### TO BE DONE
Quote the whole listing word for word. Do not include the pictures.

### EXTRACTED MATERIAL
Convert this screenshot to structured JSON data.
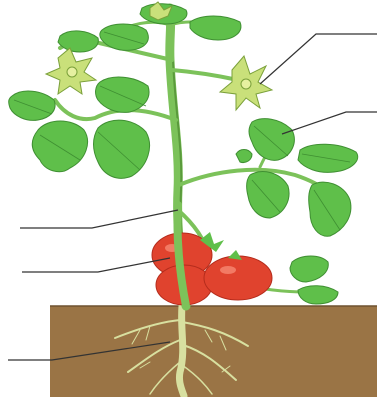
{
  "diagram": {
    "parts": [
      {
        "name": "flower",
        "label": ""
      },
      {
        "name": "leaf",
        "label": ""
      },
      {
        "name": "stem",
        "label": ""
      },
      {
        "name": "fruit",
        "label": ""
      },
      {
        "name": "root",
        "label": ""
      }
    ],
    "colors": {
      "soil": "#9a7445",
      "leaf": "#5fbf4a",
      "leaf_dark": "#3f8f32",
      "stem": "#7cc25a",
      "fruit": "#e0432e",
      "fruit_dark": "#b52c1c",
      "flower": "#c9e07a",
      "root": "#d8e0a0",
      "pointer_line": "#333333"
    }
  }
}
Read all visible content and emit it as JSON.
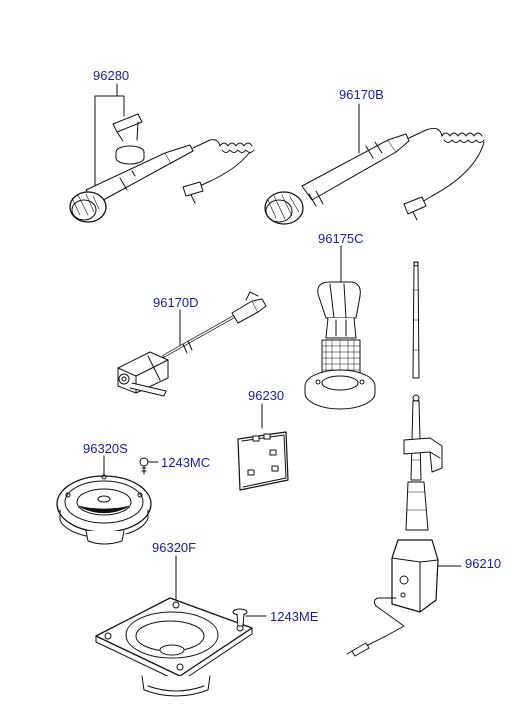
{
  "parts": {
    "p96280": "96280",
    "p96170b": "96170B",
    "p96175c": "96175C",
    "p96170d": "96170D",
    "p96230": "96230",
    "p96320s": "96320S",
    "p1243mc": "1243MC",
    "p96320f": "96320F",
    "p1243me": "1243ME",
    "p96210": "96210"
  },
  "colors": {
    "label": "#1a1aa6",
    "line": "#111111",
    "background": "#ffffff"
  }
}
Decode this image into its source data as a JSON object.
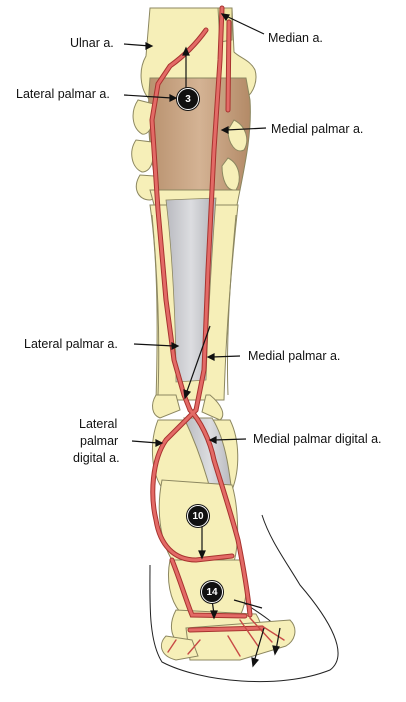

### RESULT OF THIS TASK
Convert this screenshot to structured JSON data.
{
  "diagram": {
    "parts": [
      {
        "name": "flower",
        "label": ""
      },
      {
        "name": "leaf",
        "label": ""
      },
      {
        "name": "stem",
        "label": ""
      },
      {
        "name": "fruit",
        "label": ""
      },
      {
        "name": "root",
        "label": ""
      }
    ],
    "colors": {
      "soil": "#9a7445",
      "leaf": "#5fbf4a",
      "leaf_dark": "#3f8f32",
      "stem": "#7cc25a",
      "fruit": "#e0432e",
      "fruit_dark": "#b52c1c",
      "flower": "#c9e07a",
      "root": "#d8e0a0",
      "pointer_line": "#333333"
    }
  }
}
Read all visible content and emit it as JSON.
{
  "parts": {
    "p96280": "96280",
    "p96170b": "96170B",
    "p96175c": "96175C",
    "p96170d": "96170D",
    "p96230": "96230",
    "p96320s": "96320S",
    "p1243mc": "1243MC",
    "p96320f": "96320F",
    "p1243me": "1243ME",
    "p96210": "96210"
  },
  "colors": {
    "label": "#1a1aa6",
    "line": "#111111",
    "background": "#ffffff"
  }
}
Decode this image into its source data as a JSON object.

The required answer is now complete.